◆ **Exercise**
Using the records below, reproduce exactly the lines from the one containing "Decode this image" through the end, and nothing more; skip the images.

◆ **Extracted data**
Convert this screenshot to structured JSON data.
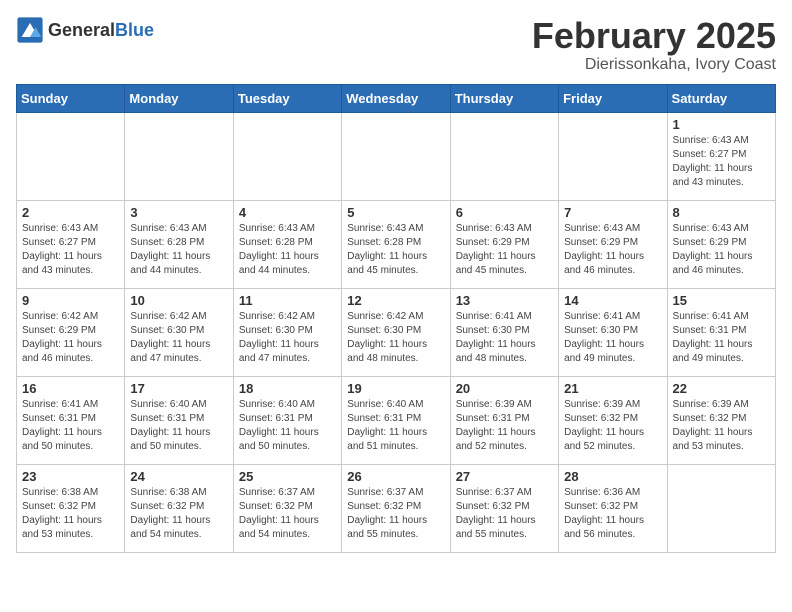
{
  "logo": {
    "general": "General",
    "blue": "Blue"
  },
  "header": {
    "month": "February 2025",
    "location": "Dierissonkaha, Ivory Coast"
  },
  "weekdays": [
    "Sunday",
    "Monday",
    "Tuesday",
    "Wednesday",
    "Thursday",
    "Friday",
    "Saturday"
  ],
  "weeks": [
    [
      {
        "day": "",
        "info": ""
      },
      {
        "day": "",
        "info": ""
      },
      {
        "day": "",
        "info": ""
      },
      {
        "day": "",
        "info": ""
      },
      {
        "day": "",
        "info": ""
      },
      {
        "day": "",
        "info": ""
      },
      {
        "day": "1",
        "info": "Sunrise: 6:43 AM\nSunset: 6:27 PM\nDaylight: 11 hours\nand 43 minutes."
      }
    ],
    [
      {
        "day": "2",
        "info": "Sunrise: 6:43 AM\nSunset: 6:27 PM\nDaylight: 11 hours\nand 43 minutes."
      },
      {
        "day": "3",
        "info": "Sunrise: 6:43 AM\nSunset: 6:28 PM\nDaylight: 11 hours\nand 44 minutes."
      },
      {
        "day": "4",
        "info": "Sunrise: 6:43 AM\nSunset: 6:28 PM\nDaylight: 11 hours\nand 44 minutes."
      },
      {
        "day": "5",
        "info": "Sunrise: 6:43 AM\nSunset: 6:28 PM\nDaylight: 11 hours\nand 45 minutes."
      },
      {
        "day": "6",
        "info": "Sunrise: 6:43 AM\nSunset: 6:29 PM\nDaylight: 11 hours\nand 45 minutes."
      },
      {
        "day": "7",
        "info": "Sunrise: 6:43 AM\nSunset: 6:29 PM\nDaylight: 11 hours\nand 46 minutes."
      },
      {
        "day": "8",
        "info": "Sunrise: 6:43 AM\nSunset: 6:29 PM\nDaylight: 11 hours\nand 46 minutes."
      }
    ],
    [
      {
        "day": "9",
        "info": "Sunrise: 6:42 AM\nSunset: 6:29 PM\nDaylight: 11 hours\nand 46 minutes."
      },
      {
        "day": "10",
        "info": "Sunrise: 6:42 AM\nSunset: 6:30 PM\nDaylight: 11 hours\nand 47 minutes."
      },
      {
        "day": "11",
        "info": "Sunrise: 6:42 AM\nSunset: 6:30 PM\nDaylight: 11 hours\nand 47 minutes."
      },
      {
        "day": "12",
        "info": "Sunrise: 6:42 AM\nSunset: 6:30 PM\nDaylight: 11 hours\nand 48 minutes."
      },
      {
        "day": "13",
        "info": "Sunrise: 6:41 AM\nSunset: 6:30 PM\nDaylight: 11 hours\nand 48 minutes."
      },
      {
        "day": "14",
        "info": "Sunrise: 6:41 AM\nSunset: 6:30 PM\nDaylight: 11 hours\nand 49 minutes."
      },
      {
        "day": "15",
        "info": "Sunrise: 6:41 AM\nSunset: 6:31 PM\nDaylight: 11 hours\nand 49 minutes."
      }
    ],
    [
      {
        "day": "16",
        "info": "Sunrise: 6:41 AM\nSunset: 6:31 PM\nDaylight: 11 hours\nand 50 minutes."
      },
      {
        "day": "17",
        "info": "Sunrise: 6:40 AM\nSunset: 6:31 PM\nDaylight: 11 hours\nand 50 minutes."
      },
      {
        "day": "18",
        "info": "Sunrise: 6:40 AM\nSunset: 6:31 PM\nDaylight: 11 hours\nand 50 minutes."
      },
      {
        "day": "19",
        "info": "Sunrise: 6:40 AM\nSunset: 6:31 PM\nDaylight: 11 hours\nand 51 minutes."
      },
      {
        "day": "20",
        "info": "Sunrise: 6:39 AM\nSunset: 6:31 PM\nDaylight: 11 hours\nand 52 minutes."
      },
      {
        "day": "21",
        "info": "Sunrise: 6:39 AM\nSunset: 6:32 PM\nDaylight: 11 hours\nand 52 minutes."
      },
      {
        "day": "22",
        "info": "Sunrise: 6:39 AM\nSunset: 6:32 PM\nDaylight: 11 hours\nand 53 minutes."
      }
    ],
    [
      {
        "day": "23",
        "info": "Sunrise: 6:38 AM\nSunset: 6:32 PM\nDaylight: 11 hours\nand 53 minutes."
      },
      {
        "day": "24",
        "info": "Sunrise: 6:38 AM\nSunset: 6:32 PM\nDaylight: 11 hours\nand 54 minutes."
      },
      {
        "day": "25",
        "info": "Sunrise: 6:37 AM\nSunset: 6:32 PM\nDaylight: 11 hours\nand 54 minutes."
      },
      {
        "day": "26",
        "info": "Sunrise: 6:37 AM\nSunset: 6:32 PM\nDaylight: 11 hours\nand 55 minutes."
      },
      {
        "day": "27",
        "info": "Sunrise: 6:37 AM\nSunset: 6:32 PM\nDaylight: 11 hours\nand 55 minutes."
      },
      {
        "day": "28",
        "info": "Sunrise: 6:36 AM\nSunset: 6:32 PM\nDaylight: 11 hours\nand 56 minutes."
      },
      {
        "day": "",
        "info": ""
      }
    ]
  ]
}
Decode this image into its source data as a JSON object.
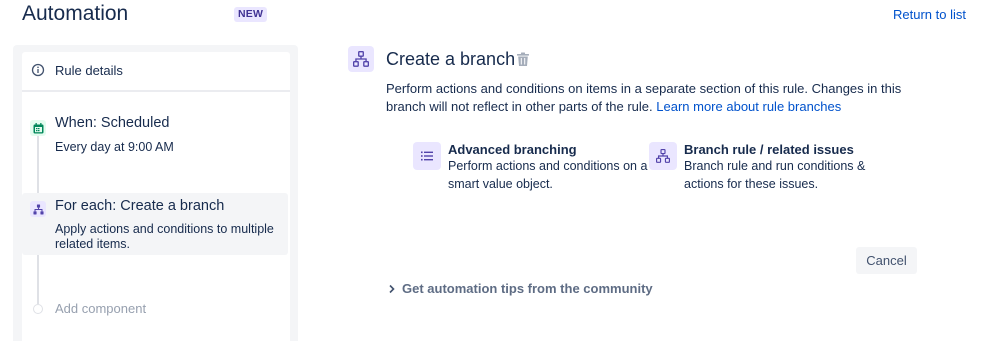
{
  "header": {
    "title": "Automation",
    "badge": "NEW",
    "return_link": "Return to list"
  },
  "sidebar": {
    "rule_details": {
      "icon": "info-icon",
      "label": "Rule details"
    },
    "steps": [
      {
        "icon": "calendar-icon",
        "title": "When: Scheduled",
        "description": "Every day at 9:00 AM",
        "accent": "#00875a"
      },
      {
        "icon": "branch-icon",
        "title": "For each: Create a branch",
        "description": "Apply actions and conditions to multiple related items.",
        "accent": "#5243aa"
      }
    ],
    "add_component": "Add component"
  },
  "main": {
    "title": "Create a branch",
    "description": "Perform actions and conditions on items in a separate section of this rule. Changes in this branch will not reflect in other parts of the rule.",
    "learn_more_link": "Learn more about rule branches",
    "options": [
      {
        "icon": "list-icon",
        "title": "Advanced branching",
        "description": "Perform actions and conditions on a smart value object."
      },
      {
        "icon": "branch-icon",
        "title": "Branch rule / related issues",
        "description": "Branch rule and run conditions & actions for these issues."
      }
    ],
    "cancel_label": "Cancel",
    "tips_label": "Get automation tips from the community"
  },
  "colors": {
    "brand_purple": "#5243aa",
    "purple_bg": "#eae6ff",
    "link_blue": "#0052cc",
    "green": "#00875a"
  }
}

◆ **Output for this exercise**
Decode this image into its source data as a JSON object.
{
  "header": {
    "title": "Automation",
    "badge": "NEW",
    "return_link": "Return to list"
  },
  "sidebar": {
    "rule_details": {
      "icon": "info-icon",
      "label": "Rule details"
    },
    "steps": [
      {
        "icon": "calendar-icon",
        "title": "When: Scheduled",
        "description": "Every day at 9:00 AM",
        "accent": "#00875a"
      },
      {
        "icon": "branch-icon",
        "title": "For each: Create a branch",
        "description": "Apply actions and conditions to multiple related items.",
        "accent": "#5243aa"
      }
    ],
    "add_component": "Add component"
  },
  "main": {
    "title": "Create a branch",
    "description": "Perform actions and conditions on items in a separate section of this rule. Changes in this branch will not reflect in other parts of the rule.",
    "learn_more_link": "Learn more about rule branches",
    "options": [
      {
        "icon": "list-icon",
        "title": "Advanced branching",
        "description": "Perform actions and conditions on a smart value object."
      },
      {
        "icon": "branch-icon",
        "title": "Branch rule / related issues",
        "description": "Branch rule and run conditions & actions for these issues."
      }
    ],
    "cancel_label": "Cancel",
    "tips_label": "Get automation tips from the community"
  },
  "colors": {
    "brand_purple": "#5243aa",
    "purple_bg": "#eae6ff",
    "link_blue": "#0052cc",
    "green": "#00875a"
  }
}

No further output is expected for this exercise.